● Tasks to perform
a: In the excerpt, what words did the president use to address Nigerians?
b: For each statement, say whether the excerpt agrees with it, and quote the deciding words: (i) The speaker calls the protests sponsored. (ii) The speaker says the president was not abusive in his address. (iii) The speaker says President Tinubu got it wrong on decency of language.

● Excerpt
— BEGIN —
He added: “Aside this, he erroneously, as always, picked on imaginary opposition or political opponents who allegedly want to derail Nigeria. No, sir. These are not sponsored protests. They are genuine outpouring of grief, frustration, anger, hunger, melancholy, hopelessness, haplessness and joblessness by the ignored and denied Nigerian youths who appear not to have a tomorrow even after their yesterday and today have already been mindlessly stolen by rapacious elites and state captors who control the levers of power at all different levels of government.

“The rage is not about a mirage or mere supposition; the blind can see; the lame can walk; the numb can feel and the deaf can hear the grinding poverty and abject penury ravaging the land.

“However, in terms of decency of language and an apparent exhibition of understanding of the litany of problems besetting Nigeria and the empathy required by a president to address the urgent demands, President Tinubu appears to get it right,” he noted.

On the choice of words chosen by the president in conveying his message to Nigerians, the SAN said: “He was not abusive, arrogant or grandstanding with the usual rulers’ narcissism and brickmanship, factors that exercebated the recent Kenya protests and uprising. He looked apparently sober and pensive while addressing beleaguered Nigerians as “my fellow Nigerians.”
— END —
● Data excerpt
— BEGIN —
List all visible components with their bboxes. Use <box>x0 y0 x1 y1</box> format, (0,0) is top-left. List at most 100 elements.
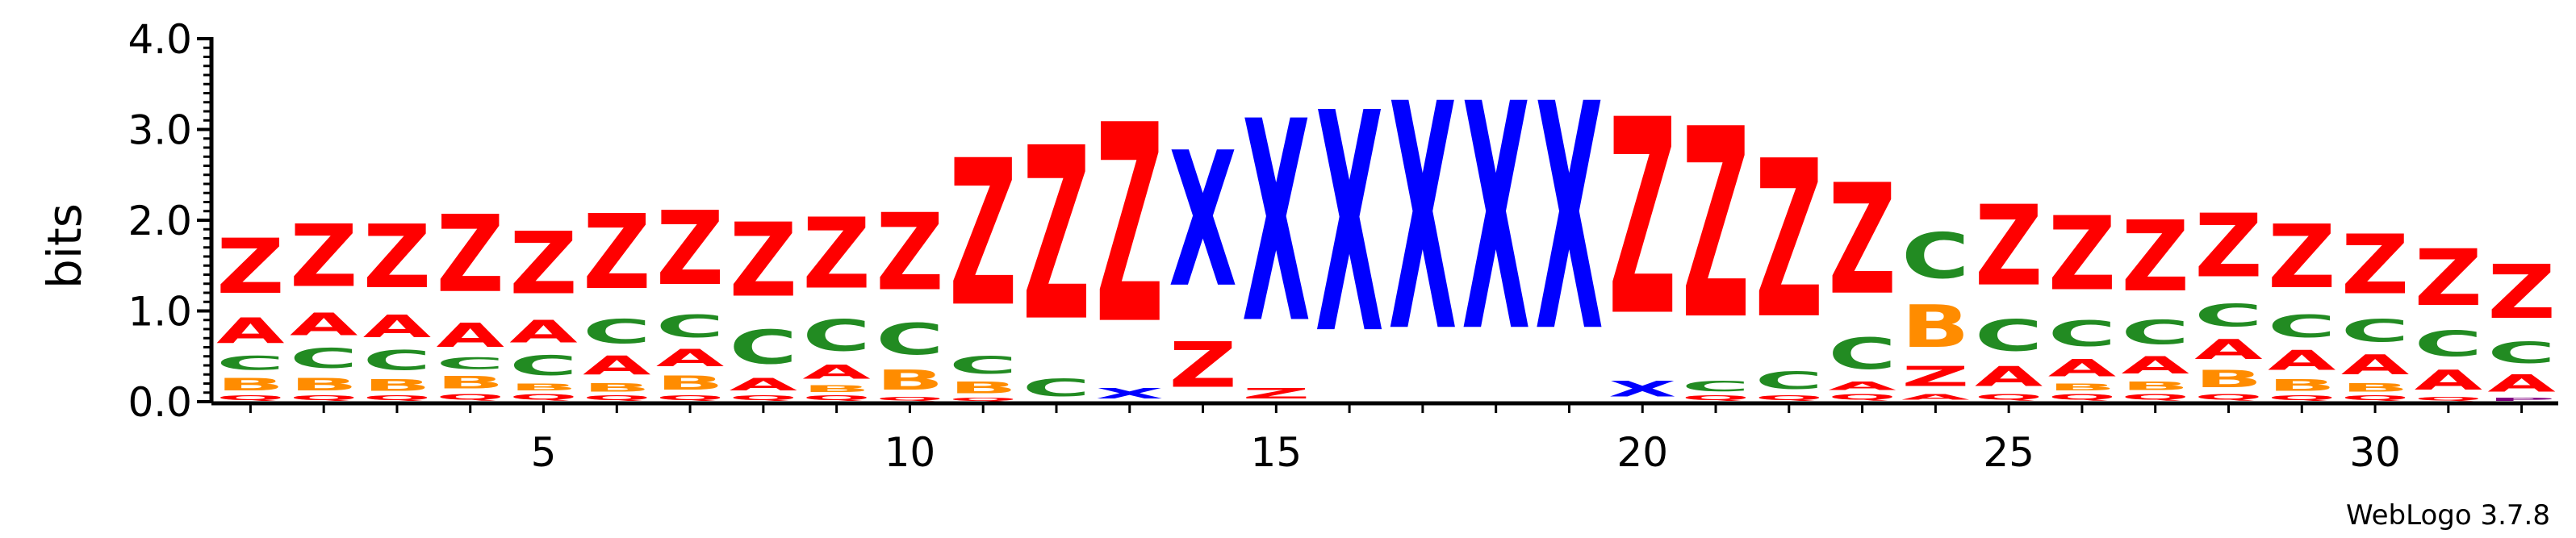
— END —
● Task-by-task answers
a: He addressed them as "my fellow Nigerians."

b:
(i) No: "These are not sponsored protests."
(ii) Yes: "He was not abusive, arrogant or grandstanding"
(iii) No: "in terms of decency of language and an apparent exhibition of understanding of the litany of problems besetting Nigeria and the empathy required by a president to address the urgent demands, President Tinubu appears to get it right"